■ **Task details**: Send back all the data below, exactly as given.

■ **Exercise input**:
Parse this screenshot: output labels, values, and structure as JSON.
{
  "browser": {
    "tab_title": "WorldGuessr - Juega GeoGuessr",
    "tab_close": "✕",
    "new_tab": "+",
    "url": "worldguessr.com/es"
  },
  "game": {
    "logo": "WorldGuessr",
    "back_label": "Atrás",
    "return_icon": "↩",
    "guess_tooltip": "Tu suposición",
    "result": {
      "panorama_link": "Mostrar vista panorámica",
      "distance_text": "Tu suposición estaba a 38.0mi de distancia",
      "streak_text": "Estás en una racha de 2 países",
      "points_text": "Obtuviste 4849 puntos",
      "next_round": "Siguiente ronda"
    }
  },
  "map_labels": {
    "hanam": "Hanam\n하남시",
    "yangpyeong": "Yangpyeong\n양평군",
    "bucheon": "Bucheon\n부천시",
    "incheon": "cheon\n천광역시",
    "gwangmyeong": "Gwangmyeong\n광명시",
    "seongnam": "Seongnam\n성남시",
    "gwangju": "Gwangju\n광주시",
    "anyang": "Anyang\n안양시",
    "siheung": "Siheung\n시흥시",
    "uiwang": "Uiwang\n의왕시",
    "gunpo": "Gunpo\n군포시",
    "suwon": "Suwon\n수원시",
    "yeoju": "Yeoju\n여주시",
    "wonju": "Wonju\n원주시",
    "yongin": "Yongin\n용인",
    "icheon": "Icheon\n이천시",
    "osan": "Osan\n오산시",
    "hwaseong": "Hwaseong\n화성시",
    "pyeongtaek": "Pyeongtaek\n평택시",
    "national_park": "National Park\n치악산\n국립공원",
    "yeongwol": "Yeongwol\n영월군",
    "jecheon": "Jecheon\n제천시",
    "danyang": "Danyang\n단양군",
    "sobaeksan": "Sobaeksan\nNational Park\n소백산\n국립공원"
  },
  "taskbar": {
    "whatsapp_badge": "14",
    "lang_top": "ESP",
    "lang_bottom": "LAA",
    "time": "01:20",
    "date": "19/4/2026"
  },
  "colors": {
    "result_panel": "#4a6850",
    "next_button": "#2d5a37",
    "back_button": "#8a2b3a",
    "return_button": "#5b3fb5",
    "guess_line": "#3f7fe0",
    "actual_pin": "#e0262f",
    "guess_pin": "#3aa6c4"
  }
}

■ **Exercise output**:
Parse this screenshot: output labels, values, and structure as JSON.
{
  "browser": {
    "tab_title": "WorldGuessr - Juega GeoGuessr",
    "tab_close": "✕",
    "new_tab": "+",
    "url": "worldguessr.com/es"
  },
  "game": {
    "logo": "WorldGuessr",
    "back_label": "Atrás",
    "return_icon": "↩",
    "guess_tooltip": "Tu suposición",
    "result": {
      "panorama_link": "Mostrar vista panorámica",
      "distance_text": "Tu suposición estaba a 38.0mi de distancia",
      "streak_text": "Estás en una racha de 2 países",
      "points_text": "Obtuviste 4849 puntos",
      "next_round": "Siguiente ronda"
    }
  },
  "map_labels": {
    "hanam": "Hanam\n하남시",
    "yangpyeong": "Yangpyeong\n양평군",
    "bucheon": "Bucheon\n부천시",
    "incheon": "cheon\n천광역시",
    "gwangmyeong": "Gwangmyeong\n광명시",
    "seongnam": "Seongnam\n성남시",
    "gwangju": "Gwangju\n광주시",
    "anyang": "Anyang\n안양시",
    "siheung": "Siheung\n시흥시",
    "uiwang": "Uiwang\n의왕시",
    "gunpo": "Gunpo\n군포시",
    "suwon": "Suwon\n수원시",
    "yeoju": "Yeoju\n여주시",
    "wonju": "Wonju\n원주시",
    "yongin": "Yongin\n용인",
    "icheon": "Icheon\n이천시",
    "osan": "Osan\n오산시",
    "hwaseong": "Hwaseong\n화성시",
    "pyeongtaek": "Pyeongtaek\n평택시",
    "national_park": "National Park\n치악산\n국립공원",
    "yeongwol": "Yeongwol\n영월군",
    "jecheon": "Jecheon\n제천시",
    "danyang": "Danyang\n단양군",
    "sobaeksan": "Sobaeksan\nNational Park\n소백산\n국립공원"
  },
  "taskbar": {
    "whatsapp_badge": "14",
    "lang_top": "ESP",
    "lang_bottom": "LAA",
    "time": "01:20",
    "date": "19/4/2026"
  },
  "colors": {
    "result_panel": "#4a6850",
    "next_button": "#2d5a37",
    "back_button": "#8a2b3a",
    "return_button": "#5b3fb5",
    "guess_line": "#3f7fe0",
    "actual_pin": "#e0262f",
    "guess_pin": "#3aa6c4"
  }
}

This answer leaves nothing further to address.